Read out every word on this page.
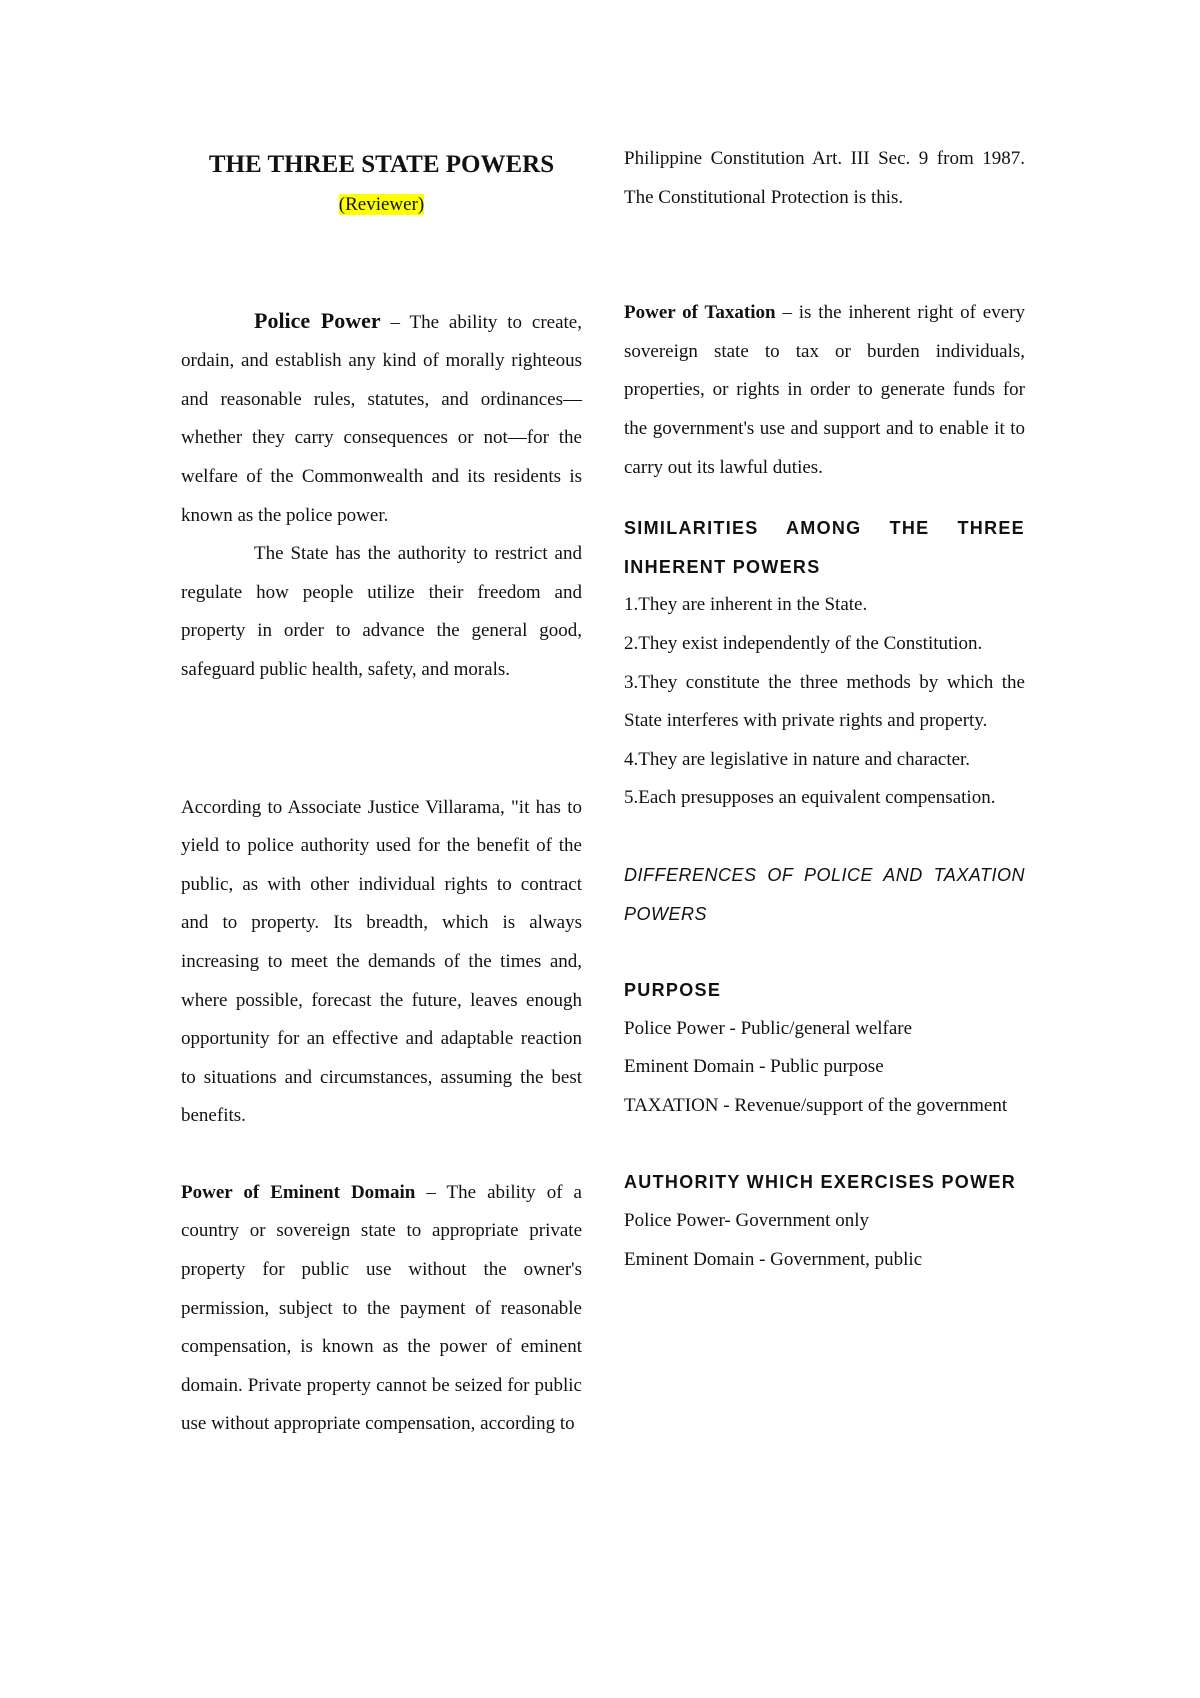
THE THREE STATE POWERS

(Reviewer)

Police Power – The ability to create, ordain, and establish any kind of morally righteous and reasonable rules, statutes, and ordinances—whether they carry consequences or not—for the welfare of the Commonwealth and its residents is known as the police power.

The State has the authority to restrict and regulate how people utilize their freedom and property in order to advance the general good, safeguard public health, safety, and morals.

According to Associate Justice Villarama, "it has to yield to police authority used for the benefit of the public, as with other individual rights to contract and to property. Its breadth, which is always increasing to meet the demands of the times and, where possible, forecast the future, leaves enough opportunity for an effective and adaptable reaction to situations and circumstances, assuming the best benefits.

Power of Eminent Domain – The ability of a country or sovereign state to appropriate private property for public use without the owner's permission, subject to the payment of reasonable compensation, is known as the power of eminent domain. Private property cannot be seized for public use without appropriate compensation, according to

Philippine Constitution Art. III Sec. 9 from 1987. The Constitutional Protection is this.

Power of Taxation – is the inherent right of every sovereign state to tax or burden individuals, properties, or rights in order to generate funds for the government's use and support and to enable it to carry out its lawful duties.

SIMILARITIES AMONG THE THREE INHERENT POWERS

1.They are inherent in the State.

2.They exist independently of the Constitution.

3.They constitute the three methods by which the State interferes with private rights and property.

4.They are legislative in nature and character.

5.Each presupposes an equivalent compensation.

DIFFERENCES OF POLICE AND TAXATION POWERS

PURPOSE

Police Power - Public/general welfare

Eminent Domain - Public purpose

TAXATION - Revenue/support of the government

AUTHORITY WHICH EXERCISES POWER

Police Power- Government only

Eminent Domain - Government, public
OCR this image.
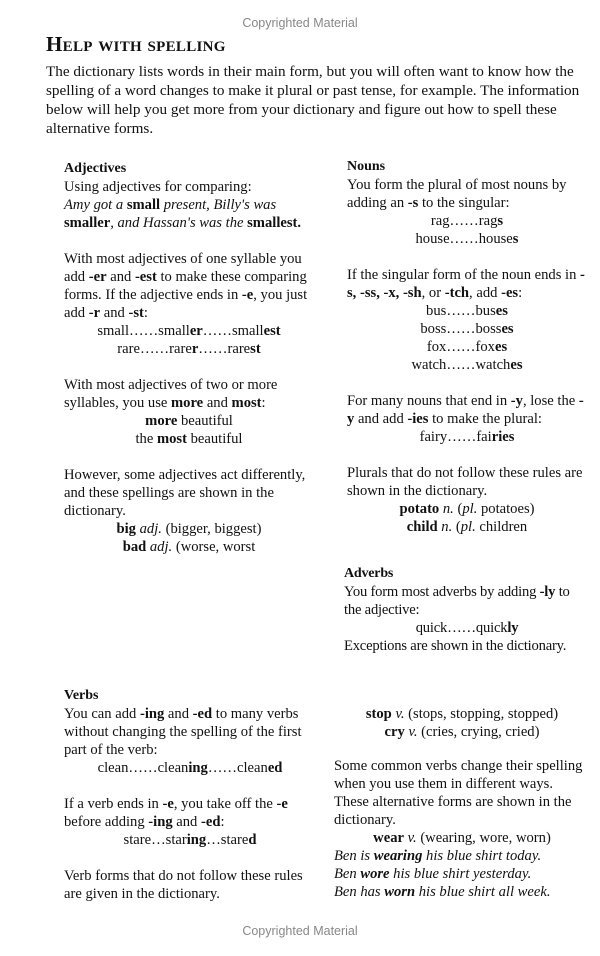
Copyrighted Material
Help with spelling

The dictionary lists words in their main form, but you will often want to know how the spelling of a word changes to make it plural or past tense, for example. The information below will help you get more from your dictionary and figure out how to spell these alternative forms.

Adjectives

Using adjectives for comparing:

Amy got a small present, Billy's was smaller, and Hassan's was the smallest.

With most adjectives of one syllable you add -er and -est to make these comparing forms. If the adjective ends in -e, you just add -r and -st:

small……smaller……smallest

rare……rarer……rarest

With most adjectives of two or more syllables, you use more and most:

more beautiful

the most beautiful

However, some adjectives act differently, and these spellings are shown in the dictionary.

big adj. (bigger, biggest)

bad adj. (worse, worst

Nouns

You form the plural of most nouns by adding an -s to the singular:

rag……rags

house……houses

If the singular form of the noun ends in -s, -ss, -x, -sh, or -tch, add -es:

bus……buses

boss……bosses

fox……foxes

watch……watches

For many nouns that end in -y, lose the -y and add -ies to make the plural:

fairy……fairies

Plurals that do not follow these rules are shown in the dictionary.

potato n. (pl. potatoes)

child n. (pl. children

Adverbs

You form most adverbs by adding -ly to the adjective:

quick……quickly

Exceptions are shown in the dictionary.

Verbs

You can add -ing and -ed to many verbs without changing the spelling of the first part of the verb:

clean……cleaning……cleaned

If a verb ends in -e, you take off the -e before adding -ing and -ed:

stare…staring…stared

Verb forms that do not follow these rules are given in the dictionary.

stop v. (stops, stopping, stopped)

cry v. (cries, crying, cried)

Some common verbs change their spelling when you use them in different ways. These alternative forms are shown in the dictionary.

wear v. (wearing, wore, worn)

Ben is wearing his blue shirt today.

Ben wore his blue shirt yesterday.

Ben has worn his blue shirt all week.

Copyrighted Material
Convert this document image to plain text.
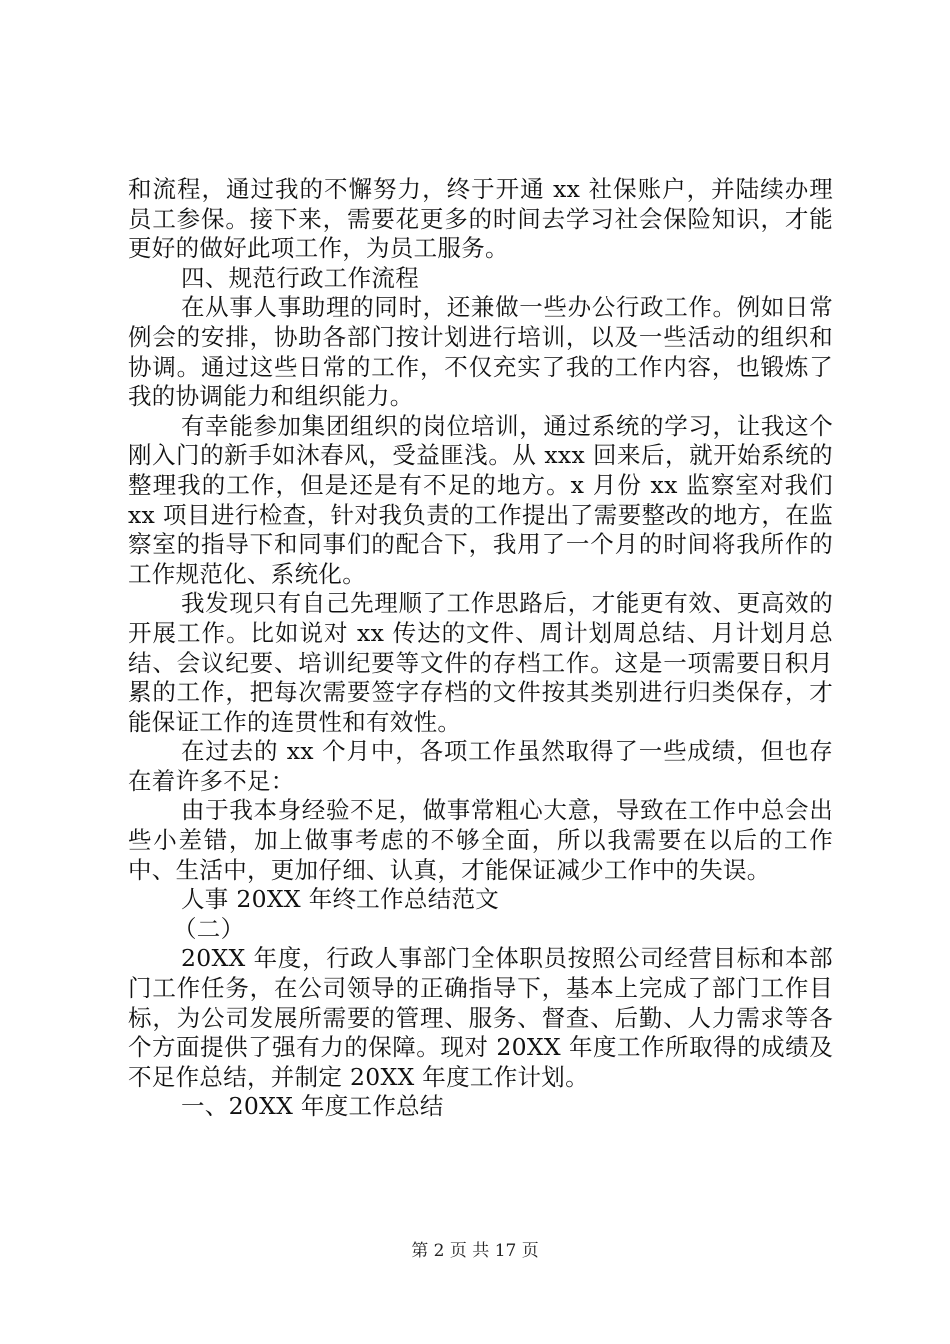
和流程，通过我的不懈努力，终于开通 xx 社保账户，并陆续办理员工参保。接下来，需要花更多的时间去学习社会保险知识，才能更好的做好此项工作，为员工服务。

四、规范行政工作流程

在从事人事助理的同时，还兼做一些办公行政工作。例如日常例会的安排，协助各部门按计划进行培训，以及一些活动的组织和协调。通过这些日常的工作，不仅充实了我的工作内容，也锻炼了我的协调能力和组织能力。

有幸能参加集团组织的岗位培训，通过系统的学习，让我这个刚入门的新手如沐春风，受益匪浅。从 xxx 回来后，就开始系统的整理我的工作，但是还是有不足的地方。x 月份 xx 监察室对我们 xx 项目进行检查，针对我负责的工作提出了需要整改的地方，在监察室的指导下和同事们的配合下，我用了一个月的时间将我所作的工作规范化、系统化。

我发现只有自己先理顺了工作思路后，才能更有效、更高效的开展工作。比如说对 xx 传达的文件、周计划周总结、月计划月总结、会议纪要、培训纪要等文件的存档工作。这是一项需要日积月累的工作，把每次需要签字存档的文件按其类别进行归类保存，才能保证工作的连贯性和有效性。

在过去的 xx 个月中，各项工作虽然取得了一些成绩，但也存在着许多不足：

由于我本身经验不足，做事常粗心大意，导致在工作中总会出些小差错，加上做事考虑的不够全面，所以我需要在以后的工作中、生活中，更加仔细、认真，才能保证减少工作中的失误。

人事 20XX 年终工作总结范文

（二）

20XX 年度，行政人事部门全体职员按照公司经营目标和本部门工作任务，在公司领导的正确指导下，基本上完成了部门工作目标，为公司发展所需要的管理、服务、督查、后勤、人力需求等各个方面提供了强有力的保障。现对 20XX 年度工作所取得的成绩及不足作总结，并制定 20XX 年度工作计划。

一、20XX 年度工作总结

第 2 页 共 17 页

════════════════════

#### STATED TASK:
Each line above that includes "many" should be shown.

#### TASK ANSWER:
For many nouns that end in -y, lose the -y and add -ies to make the plural:
You can add -ing and -ed to many verbs without changing the spelling of the first part of the verb:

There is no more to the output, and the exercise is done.